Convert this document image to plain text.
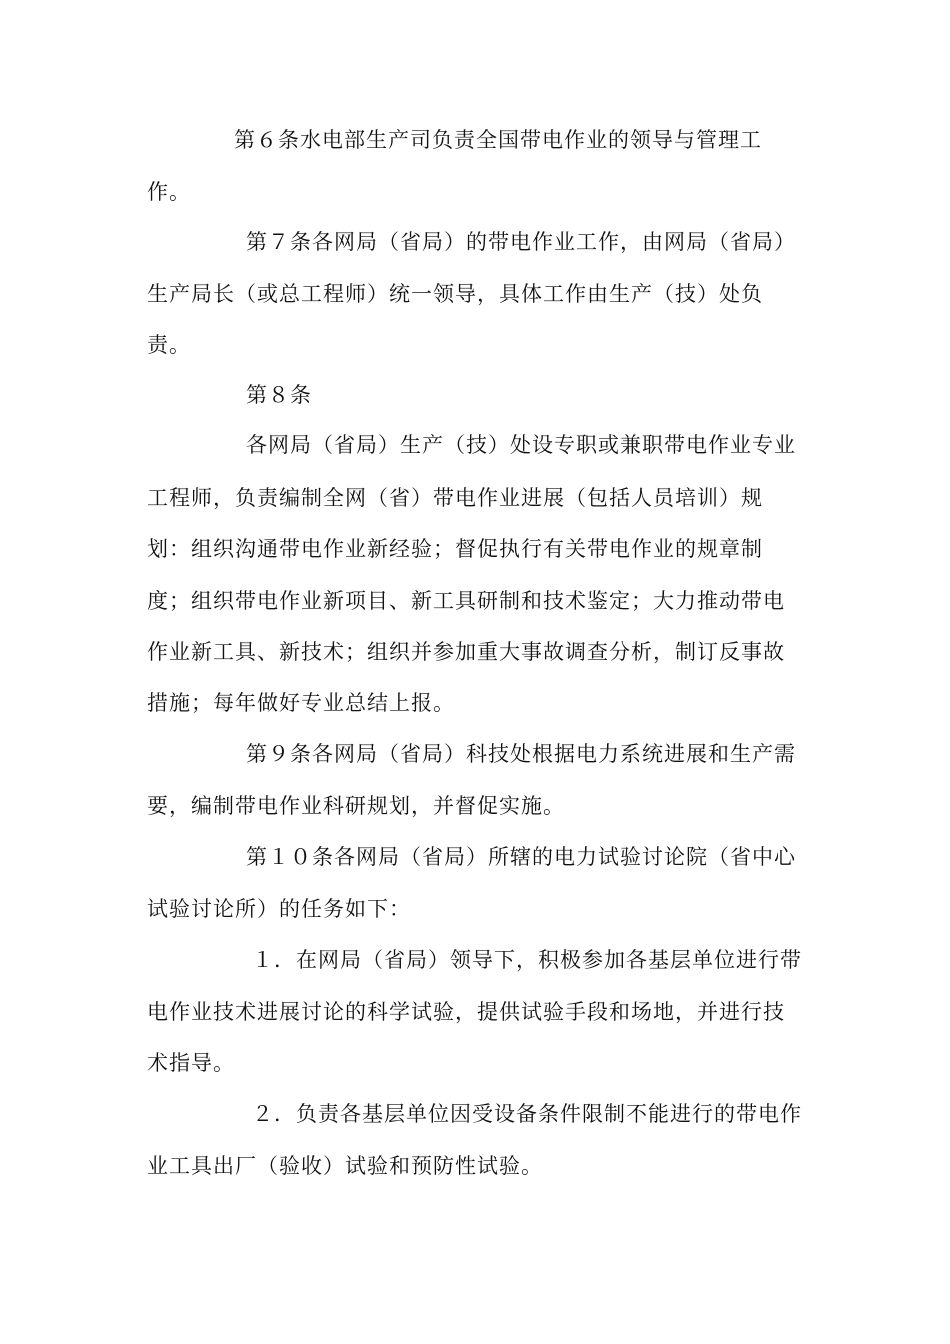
第６条水电部生产司负责全国带电作业的领导与管理工
作。
第７条各网局（省局）的带电作业工作，由网局（省局）
生产局长（或总工程师）统一领导，具体工作由生产（技）处负
责。
第８条
各网局（省局）生产（技）处设专职或兼职带电作业专业
工程师，负责编制全网（省）带电作业进展（包括人员培训）规
划：组织沟通带电作业新经验；督促执行有关带电作业的规章制
度；组织带电作业新项目、新工具研制和技术鉴定；大力推动带电
作业新工具、新技术；组织并参加重大事故调查分析，制订反事故
措施；每年做好专业总结上报。
第９条各网局（省局）科技处根据电力系统进展和生产需
要，编制带电作业科研规划，并督促实施。
第１０条各网局（省局）所辖的电力试验讨论院（省中心
试验讨论所）的任务如下：
１．在网局（省局）领导下，积极参加各基层单位进行带
电作业技术进展讨论的科学试验，提供试验手段和场地，并进行技
术指导。
２．负责各基层单位因受设备条件限制不能进行的带电作
业工具出厂（验收）试验和预防性试验。
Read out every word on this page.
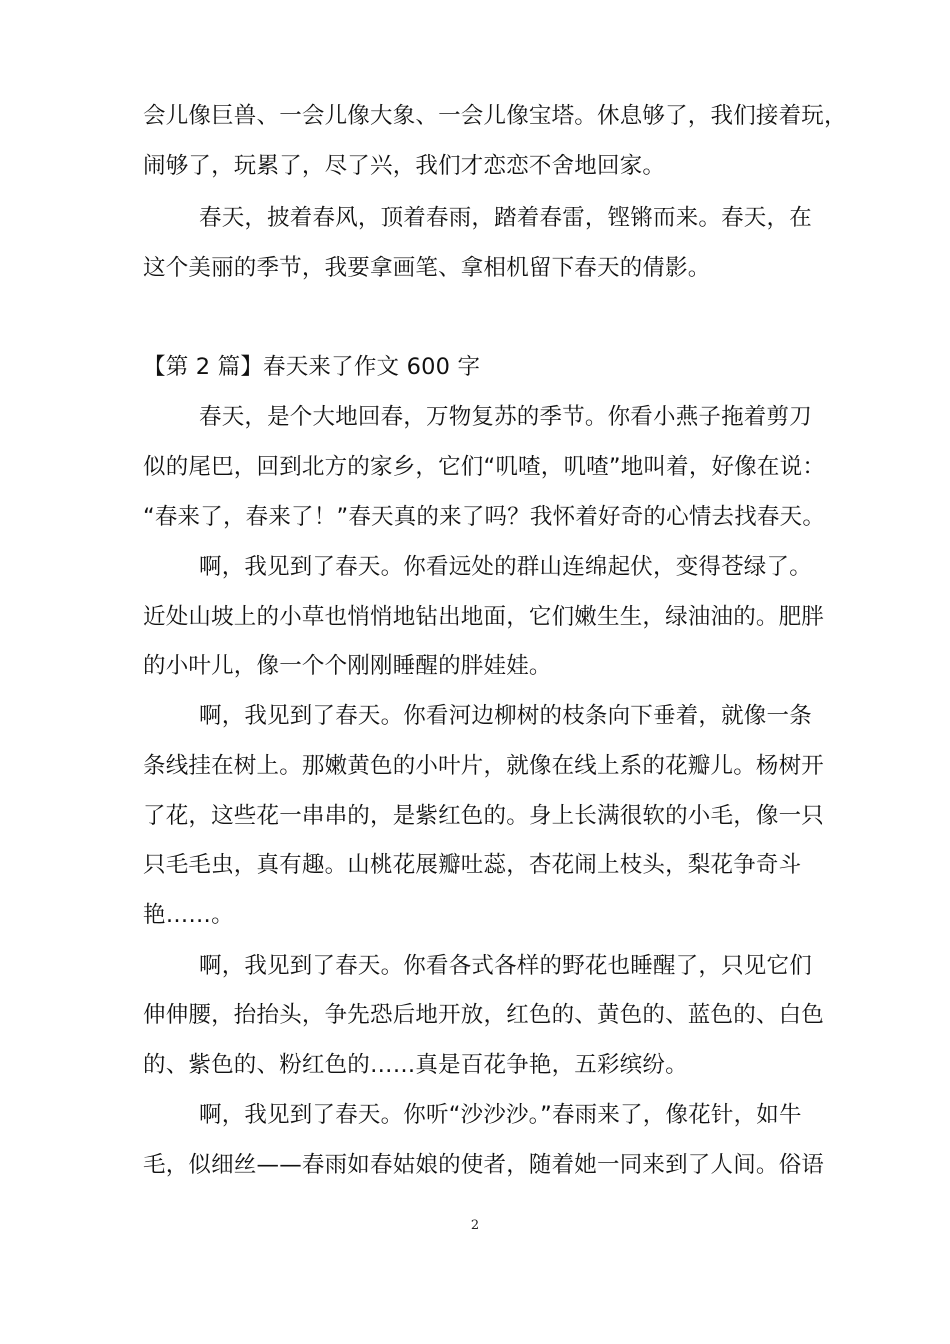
会儿像巨兽、一会儿像大象、一会儿像宝塔。休息够了，我们接着玩，
闹够了，玩累了，尽了兴，我们才恋恋不舍地回家。
春天，披着春风，顶着春雨，踏着春雷，铿锵而来。春天，在
这个美丽的季节，我要拿画笔、拿相机留下春天的倩影。
【第 2 篇】春天来了作文 600 字
春天，是个大地回春，万物复苏的季节。你看小燕子拖着剪刀
似的尾巴，回到北方的家乡，它们“叽喳，叽喳”地叫着，好像在说：
“春来了，春来了！”春天真的来了吗？我怀着好奇的心情去找春天。
啊，我见到了春天。你看远处的群山连绵起伏，变得苍绿了。
近处山坡上的小草也悄悄地钻出地面，它们嫩生生，绿油油的。肥胖
的小叶儿，像一个个刚刚睡醒的胖娃娃。
啊，我见到了春天。你看河边柳树的枝条向下垂着，就像一条
条线挂在树上。那嫩黄色的小叶片，就像在线上系的花瓣儿。杨树开
了花，这些花一串串的，是紫红色的。身上长满很软的小毛，像一只
只毛毛虫，真有趣。山桃花展瓣吐蕊，杏花闹上枝头，梨花争奇斗
艳……。
啊，我见到了春天。你看各式各样的野花也睡醒了，只见它们
伸伸腰，抬抬头，争先恐后地开放，红色的、黄色的、蓝色的、白色
的、紫色的、粉红色的……真是百花争艳，五彩缤纷。
啊，我见到了春天。你听“沙沙沙。”春雨来了，像花针，如牛
毛，似细丝——春雨如春姑娘的使者，随着她一同来到了人间。俗语
2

◆ ◆ ◆

STATED EXERCISE: Extract, exactly as written, the span of lines from the one holding "Read out every word on this page." through the last line, inclusive. Skip any picture.

FINAL RESULT:
Read out every word on this page.
会儿像巨兽、一会儿像大象、一会儿像宝塔。休息够了，我们接着玩，
闹够了，玩累了，尽了兴，我们才恋恋不舍地回家。
春天，披着春风，顶着春雨，踏着春雷，铿锵而来。春天，在
这个美丽的季节，我要拿画笔、拿相机留下春天的倩影。
【第 2 篇】春天来了作文 600 字
春天，是个大地回春，万物复苏的季节。你看小燕子拖着剪刀
似的尾巴，回到北方的家乡，它们“叽喳，叽喳”地叫着，好像在说：
“春来了，春来了！”春天真的来了吗？我怀着好奇的心情去找春天。
啊，我见到了春天。你看远处的群山连绵起伏，变得苍绿了。
近处山坡上的小草也悄悄地钻出地面，它们嫩生生，绿油油的。肥胖
的小叶儿，像一个个刚刚睡醒的胖娃娃。
啊，我见到了春天。你看河边柳树的枝条向下垂着，就像一条
条线挂在树上。那嫩黄色的小叶片，就像在线上系的花瓣儿。杨树开
了花，这些花一串串的，是紫红色的。身上长满很软的小毛，像一只
只毛毛虫，真有趣。山桃花展瓣吐蕊，杏花闹上枝头，梨花争奇斗
艳……。
啊，我见到了春天。你看各式各样的野花也睡醒了，只见它们
伸伸腰，抬抬头，争先恐后地开放，红色的、黄色的、蓝色的、白色
的、紫色的、粉红色的……真是百花争艳，五彩缤纷。
啊，我见到了春天。你听“沙沙沙。”春雨来了，像花针，如牛
毛，似细丝——春雨如春姑娘的使者，随着她一同来到了人间。俗语
2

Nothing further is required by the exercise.